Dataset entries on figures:

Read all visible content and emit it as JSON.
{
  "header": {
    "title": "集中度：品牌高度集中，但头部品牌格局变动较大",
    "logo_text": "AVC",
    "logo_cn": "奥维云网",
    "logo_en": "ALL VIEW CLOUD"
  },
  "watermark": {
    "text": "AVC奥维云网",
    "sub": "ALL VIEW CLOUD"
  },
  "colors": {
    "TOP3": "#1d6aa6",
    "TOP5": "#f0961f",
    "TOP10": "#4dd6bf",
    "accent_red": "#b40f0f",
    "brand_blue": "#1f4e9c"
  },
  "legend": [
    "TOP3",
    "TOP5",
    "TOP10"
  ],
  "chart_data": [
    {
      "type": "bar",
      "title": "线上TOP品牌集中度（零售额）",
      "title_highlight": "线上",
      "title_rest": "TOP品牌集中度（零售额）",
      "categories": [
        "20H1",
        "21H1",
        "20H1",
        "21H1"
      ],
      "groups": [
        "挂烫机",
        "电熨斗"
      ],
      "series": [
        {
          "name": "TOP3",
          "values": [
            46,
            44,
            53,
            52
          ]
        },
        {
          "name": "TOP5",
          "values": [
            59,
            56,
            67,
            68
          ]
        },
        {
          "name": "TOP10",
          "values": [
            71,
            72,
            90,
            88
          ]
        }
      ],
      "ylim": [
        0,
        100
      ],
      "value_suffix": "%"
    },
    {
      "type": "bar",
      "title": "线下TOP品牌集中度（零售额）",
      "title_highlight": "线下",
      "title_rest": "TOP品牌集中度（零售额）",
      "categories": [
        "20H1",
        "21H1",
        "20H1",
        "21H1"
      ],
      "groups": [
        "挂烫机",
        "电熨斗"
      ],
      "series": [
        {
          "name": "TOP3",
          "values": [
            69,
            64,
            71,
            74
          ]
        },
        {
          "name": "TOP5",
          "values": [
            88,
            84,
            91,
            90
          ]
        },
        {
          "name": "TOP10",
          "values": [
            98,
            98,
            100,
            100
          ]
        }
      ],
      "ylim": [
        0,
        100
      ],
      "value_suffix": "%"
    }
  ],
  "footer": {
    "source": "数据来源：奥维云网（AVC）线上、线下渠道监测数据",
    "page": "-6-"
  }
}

* _What the task requires_
Copy every record exactly, with nothing added or dropped.

* _Output of the exercise_
Read all visible content and emit it as JSON.
{
  "header": {
    "title": "集中度：品牌高度集中，但头部品牌格局变动较大",
    "logo_text": "AVC",
    "logo_cn": "奥维云网",
    "logo_en": "ALL VIEW CLOUD"
  },
  "watermark": {
    "text": "AVC奥维云网",
    "sub": "ALL VIEW CLOUD"
  },
  "colors": {
    "TOP3": "#1d6aa6",
    "TOP5": "#f0961f",
    "TOP10": "#4dd6bf",
    "accent_red": "#b40f0f",
    "brand_blue": "#1f4e9c"
  },
  "legend": [
    "TOP3",
    "TOP5",
    "TOP10"
  ],
  "chart_data": [
    {
      "type": "bar",
      "title": "线上TOP品牌集中度（零售额）",
      "title_highlight": "线上",
      "title_rest": "TOP品牌集中度（零售额）",
      "categories": [
        "20H1",
        "21H1",
        "20H1",
        "21H1"
      ],
      "groups": [
        "挂烫机",
        "电熨斗"
      ],
      "series": [
        {
          "name": "TOP3",
          "values": [
            46,
            44,
            53,
            52
          ]
        },
        {
          "name": "TOP5",
          "values": [
            59,
            56,
            67,
            68
          ]
        },
        {
          "name": "TOP10",
          "values": [
            71,
            72,
            90,
            88
          ]
        }
      ],
      "ylim": [
        0,
        100
      ],
      "value_suffix": "%"
    },
    {
      "type": "bar",
      "title": "线下TOP品牌集中度（零售额）",
      "title_highlight": "线下",
      "title_rest": "TOP品牌集中度（零售额）",
      "categories": [
        "20H1",
        "21H1",
        "20H1",
        "21H1"
      ],
      "groups": [
        "挂烫机",
        "电熨斗"
      ],
      "series": [
        {
          "name": "TOP3",
          "values": [
            69,
            64,
            71,
            74
          ]
        },
        {
          "name": "TOP5",
          "values": [
            88,
            84,
            91,
            90
          ]
        },
        {
          "name": "TOP10",
          "values": [
            98,
            98,
            100,
            100
          ]
        }
      ],
      "ylim": [
        0,
        100
      ],
      "value_suffix": "%"
    }
  ],
  "footer": {
    "source": "数据来源：奥维云网（AVC）线上、线下渠道监测数据",
    "page": "-6-"
  }
}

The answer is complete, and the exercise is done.